==== Provided entries
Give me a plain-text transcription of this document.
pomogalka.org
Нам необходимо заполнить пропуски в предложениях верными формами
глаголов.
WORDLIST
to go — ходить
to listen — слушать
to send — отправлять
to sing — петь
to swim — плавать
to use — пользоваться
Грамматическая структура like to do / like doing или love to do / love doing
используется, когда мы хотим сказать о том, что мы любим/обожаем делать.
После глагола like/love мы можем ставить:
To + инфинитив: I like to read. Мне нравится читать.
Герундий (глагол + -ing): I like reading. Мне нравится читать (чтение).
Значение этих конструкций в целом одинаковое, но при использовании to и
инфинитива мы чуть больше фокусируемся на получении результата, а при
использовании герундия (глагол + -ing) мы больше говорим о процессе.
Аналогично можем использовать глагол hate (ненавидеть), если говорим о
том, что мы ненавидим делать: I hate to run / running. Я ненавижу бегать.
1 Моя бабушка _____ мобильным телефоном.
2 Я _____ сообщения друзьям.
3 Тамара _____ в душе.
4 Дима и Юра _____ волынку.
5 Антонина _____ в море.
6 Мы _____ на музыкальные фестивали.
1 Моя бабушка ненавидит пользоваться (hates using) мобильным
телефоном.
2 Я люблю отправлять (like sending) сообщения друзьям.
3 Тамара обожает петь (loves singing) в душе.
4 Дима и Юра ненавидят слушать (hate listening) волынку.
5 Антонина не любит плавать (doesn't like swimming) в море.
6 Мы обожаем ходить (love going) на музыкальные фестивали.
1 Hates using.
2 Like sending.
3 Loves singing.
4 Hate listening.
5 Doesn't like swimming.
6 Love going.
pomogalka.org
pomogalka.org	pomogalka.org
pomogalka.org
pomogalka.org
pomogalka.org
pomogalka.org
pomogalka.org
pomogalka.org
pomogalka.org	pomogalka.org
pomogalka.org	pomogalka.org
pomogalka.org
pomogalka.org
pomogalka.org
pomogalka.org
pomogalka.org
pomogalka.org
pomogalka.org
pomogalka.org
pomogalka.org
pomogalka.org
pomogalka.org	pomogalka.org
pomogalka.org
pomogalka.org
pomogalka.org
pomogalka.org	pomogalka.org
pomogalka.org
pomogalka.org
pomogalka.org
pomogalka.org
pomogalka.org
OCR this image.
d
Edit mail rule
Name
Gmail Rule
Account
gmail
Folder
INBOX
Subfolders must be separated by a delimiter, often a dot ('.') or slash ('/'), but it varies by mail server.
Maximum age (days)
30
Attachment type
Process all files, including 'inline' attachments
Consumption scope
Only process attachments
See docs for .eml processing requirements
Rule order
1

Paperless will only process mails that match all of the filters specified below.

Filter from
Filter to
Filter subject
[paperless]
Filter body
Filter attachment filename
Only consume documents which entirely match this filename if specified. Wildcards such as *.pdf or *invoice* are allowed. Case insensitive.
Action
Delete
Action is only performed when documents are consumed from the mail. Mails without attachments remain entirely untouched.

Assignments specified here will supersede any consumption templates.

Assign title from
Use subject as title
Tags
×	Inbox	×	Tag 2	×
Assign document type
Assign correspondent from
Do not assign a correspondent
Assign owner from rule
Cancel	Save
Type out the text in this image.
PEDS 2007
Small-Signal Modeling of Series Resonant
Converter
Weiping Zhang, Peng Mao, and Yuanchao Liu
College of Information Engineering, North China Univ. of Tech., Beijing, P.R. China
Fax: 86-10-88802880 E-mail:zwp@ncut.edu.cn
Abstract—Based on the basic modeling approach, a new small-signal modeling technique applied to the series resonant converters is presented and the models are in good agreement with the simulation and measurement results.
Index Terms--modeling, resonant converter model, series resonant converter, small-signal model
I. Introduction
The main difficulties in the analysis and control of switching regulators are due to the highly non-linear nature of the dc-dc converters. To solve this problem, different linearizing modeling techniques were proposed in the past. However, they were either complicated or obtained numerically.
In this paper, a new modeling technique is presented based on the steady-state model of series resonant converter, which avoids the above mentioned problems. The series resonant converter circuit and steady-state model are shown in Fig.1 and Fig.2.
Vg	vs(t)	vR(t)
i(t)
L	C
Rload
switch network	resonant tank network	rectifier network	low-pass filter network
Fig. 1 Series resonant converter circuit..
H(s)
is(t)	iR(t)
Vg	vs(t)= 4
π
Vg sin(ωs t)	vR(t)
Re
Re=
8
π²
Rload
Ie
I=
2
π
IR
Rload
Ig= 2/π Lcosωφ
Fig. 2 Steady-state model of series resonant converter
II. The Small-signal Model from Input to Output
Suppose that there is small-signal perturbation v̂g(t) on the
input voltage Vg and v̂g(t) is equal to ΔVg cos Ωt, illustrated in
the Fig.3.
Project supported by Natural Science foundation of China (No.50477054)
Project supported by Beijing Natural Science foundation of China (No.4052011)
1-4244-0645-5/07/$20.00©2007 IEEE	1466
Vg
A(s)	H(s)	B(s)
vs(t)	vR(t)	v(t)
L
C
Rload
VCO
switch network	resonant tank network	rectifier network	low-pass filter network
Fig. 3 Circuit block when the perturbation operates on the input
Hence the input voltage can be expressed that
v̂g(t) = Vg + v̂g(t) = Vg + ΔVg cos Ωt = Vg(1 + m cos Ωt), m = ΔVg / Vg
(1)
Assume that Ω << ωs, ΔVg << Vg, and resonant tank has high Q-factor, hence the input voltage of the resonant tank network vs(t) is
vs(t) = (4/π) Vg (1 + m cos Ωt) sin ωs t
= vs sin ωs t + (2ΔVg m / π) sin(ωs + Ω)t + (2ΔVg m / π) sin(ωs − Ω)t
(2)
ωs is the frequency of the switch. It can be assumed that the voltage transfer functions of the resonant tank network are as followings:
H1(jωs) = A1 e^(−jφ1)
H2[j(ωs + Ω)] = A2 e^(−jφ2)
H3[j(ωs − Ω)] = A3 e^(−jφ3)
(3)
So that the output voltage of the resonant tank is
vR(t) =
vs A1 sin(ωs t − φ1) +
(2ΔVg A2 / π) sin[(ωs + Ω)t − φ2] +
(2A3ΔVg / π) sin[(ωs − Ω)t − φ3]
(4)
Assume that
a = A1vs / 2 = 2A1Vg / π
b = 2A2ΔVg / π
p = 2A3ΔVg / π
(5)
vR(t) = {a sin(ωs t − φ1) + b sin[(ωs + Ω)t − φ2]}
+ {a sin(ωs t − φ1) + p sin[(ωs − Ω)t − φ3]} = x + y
========
## What is being asked
Would you give the material above again, complete and exact?

## Expected output
Give me a plain-text transcription of this document.
pomogalka.org
Нам необходимо заполнить пропуски в предложениях верными формами
глаголов.
WORDLIST
to go — ходить
to listen — слушать
to send — отправлять
to sing — петь
to swim — плавать
to use — пользоваться
Грамматическая структура like to do / like doing или love to do / love doing
используется, когда мы хотим сказать о том, что мы любим/обожаем делать.
После глагола like/love мы можем ставить:
To + инфинитив: I like to read. Мне нравится читать.
Герундий (глагол + -ing): I like reading. Мне нравится читать (чтение).
Значение этих конструкций в целом одинаковое, но при использовании to и
инфинитива мы чуть больше фокусируемся на получении результата, а при
использовании герундия (глагол + -ing) мы больше говорим о процессе.
Аналогично можем использовать глагол hate (ненавидеть), если говорим о
том, что мы ненавидим делать: I hate to run / running. Я ненавижу бегать.
1 Моя бабушка _____ мобильным телефоном.
2 Я _____ сообщения друзьям.
3 Тамара _____ в душе.
4 Дима и Юра _____ волынку.
5 Антонина _____ в море.
6 Мы _____ на музыкальные фестивали.
1 Моя бабушка ненавидит пользоваться (hates using) мобильным
телефоном.
2 Я люблю отправлять (like sending) сообщения друзьям.
3 Тамара обожает петь (loves singing) в душе.
4 Дима и Юра ненавидят слушать (hate listening) волынку.
5 Антонина не любит плавать (doesn't like swimming) в море.
6 Мы обожаем ходить (love going) на музыкальные фестивали.
1 Hates using.
2 Like sending.
3 Loves singing.
4 Hate listening.
5 Doesn't like swimming.
6 Love going.
pomogalka.org
pomogalka.org	pomogalka.org
pomogalka.org
pomogalka.org
pomogalka.org
pomogalka.org
pomogalka.org
pomogalka.org
pomogalka.org	pomogalka.org
pomogalka.org	pomogalka.org
pomogalka.org
pomogalka.org
pomogalka.org
pomogalka.org
pomogalka.org
pomogalka.org
pomogalka.org
pomogalka.org
pomogalka.org
pomogalka.org
pomogalka.org	pomogalka.org
pomogalka.org
pomogalka.org
pomogalka.org
pomogalka.org	pomogalka.org
pomogalka.org
pomogalka.org
pomogalka.org
pomogalka.org
pomogalka.org
OCR this image.
d
Edit mail rule
Name
Gmail Rule
Account
gmail
Folder
INBOX
Subfolders must be separated by a delimiter, often a dot ('.') or slash ('/'), but it varies by mail server.
Maximum age (days)
30
Attachment type
Process all files, including 'inline' attachments
Consumption scope
Only process attachments
See docs for .eml processing requirements
Rule order
1

Paperless will only process mails that match all of the filters specified below.

Filter from
Filter to
Filter subject
[paperless]
Filter body
Filter attachment filename
Only consume documents which entirely match this filename if specified. Wildcards such as *.pdf or *invoice* are allowed. Case insensitive.
Action
Delete
Action is only performed when documents are consumed from the mail. Mails without attachments remain entirely untouched.

Assignments specified here will supersede any consumption templates.

Assign title from
Use subject as title
Tags
×	Inbox	×	Tag 2	×
Assign document type
Assign correspondent from
Do not assign a correspondent
Assign owner from rule
Cancel	Save
Type out the text in this image.
PEDS 2007
Small-Signal Modeling of Series Resonant
Converter
Weiping Zhang, Peng Mao, and Yuanchao Liu
College of Information Engineering, North China Univ. of Tech., Beijing, P.R. China
Fax: 86-10-88802880 E-mail:zwp@ncut.edu.cn
Abstract—Based on the basic modeling approach, a new small-signal modeling technique applied to the series resonant converters is presented and the models are in good agreement with the simulation and measurement results.
Index Terms--modeling, resonant converter model, series resonant converter, small-signal model
I. Introduction
The main difficulties in the analysis and control of switching regulators are due to the highly non-linear nature of the dc-dc converters. To solve this problem, different linearizing modeling techniques were proposed in the past. However, they were either complicated or obtained numerically.
In this paper, a new modeling technique is presented based on the steady-state model of series resonant converter, which avoids the above mentioned problems. The series resonant converter circuit and steady-state model are shown in Fig.1 and Fig.2.
Vg	vs(t)	vR(t)
i(t)
L	C
Rload
switch network	resonant tank network	rectifier network	low-pass filter network
Fig. 1 Series resonant converter circuit..
H(s)
is(t)	iR(t)
Vg	vs(t)= 4
π
Vg sin(ωs t)	vR(t)
Re
Re=
8
π²
Rload
Ie
I=
2
π
IR
Rload
Ig= 2/π Lcosωφ
Fig. 2 Steady-state model of series resonant converter
II. The Small-signal Model from Input to Output
Suppose that there is small-signal perturbation v̂g(t) on the
input voltage Vg and v̂g(t) is equal to ΔVg cos Ωt, illustrated in
the Fig.3.
Project supported by Natural Science foundation of China (No.50477054)
Project supported by Beijing Natural Science foundation of China (No.4052011)
1-4244-0645-5/07/$20.00©2007 IEEE	1466
Vg
A(s)	H(s)	B(s)
vs(t)	vR(t)	v(t)
L
C
Rload
VCO
switch network	resonant tank network	rectifier network	low-pass filter network
Fig. 3 Circuit block when the perturbation operates on the input
Hence the input voltage can be expressed that
v̂g(t) = Vg + v̂g(t) = Vg + ΔVg cos Ωt = Vg(1 + m cos Ωt), m = ΔVg / Vg
(1)
Assume that Ω << ωs, ΔVg << Vg, and resonant tank has high Q-factor, hence the input voltage of the resonant tank network vs(t) is
vs(t) = (4/π) Vg (1 + m cos Ωt) sin ωs t
= vs sin ωs t + (2ΔVg m / π) sin(ωs + Ω)t + (2ΔVg m / π) sin(ωs − Ω)t
(2)
ωs is the frequency of the switch. It can be assumed that the voltage transfer functions of the resonant tank network are as followings:
H1(jωs) = A1 e^(−jφ1)
H2[j(ωs + Ω)] = A2 e^(−jφ2)
H3[j(ωs − Ω)] = A3 e^(−jφ3)
(3)
So that the output voltage of the resonant tank is
vR(t) =
vs A1 sin(ωs t − φ1) +
(2ΔVg A2 / π) sin[(ωs + Ω)t − φ2] +
(2A3ΔVg / π) sin[(ωs − Ω)t − φ3]
(4)
Assume that
a = A1vs / 2 = 2A1Vg / π
b = 2A2ΔVg / π
p = 2A3ΔVg / π
(5)
vR(t) = {a sin(ωs t − φ1) + b sin[(ωs + Ω)t − φ2]}
+ {a sin(ωs t − φ1) + p sin[(ωs − Ω)t − φ3]} = x + y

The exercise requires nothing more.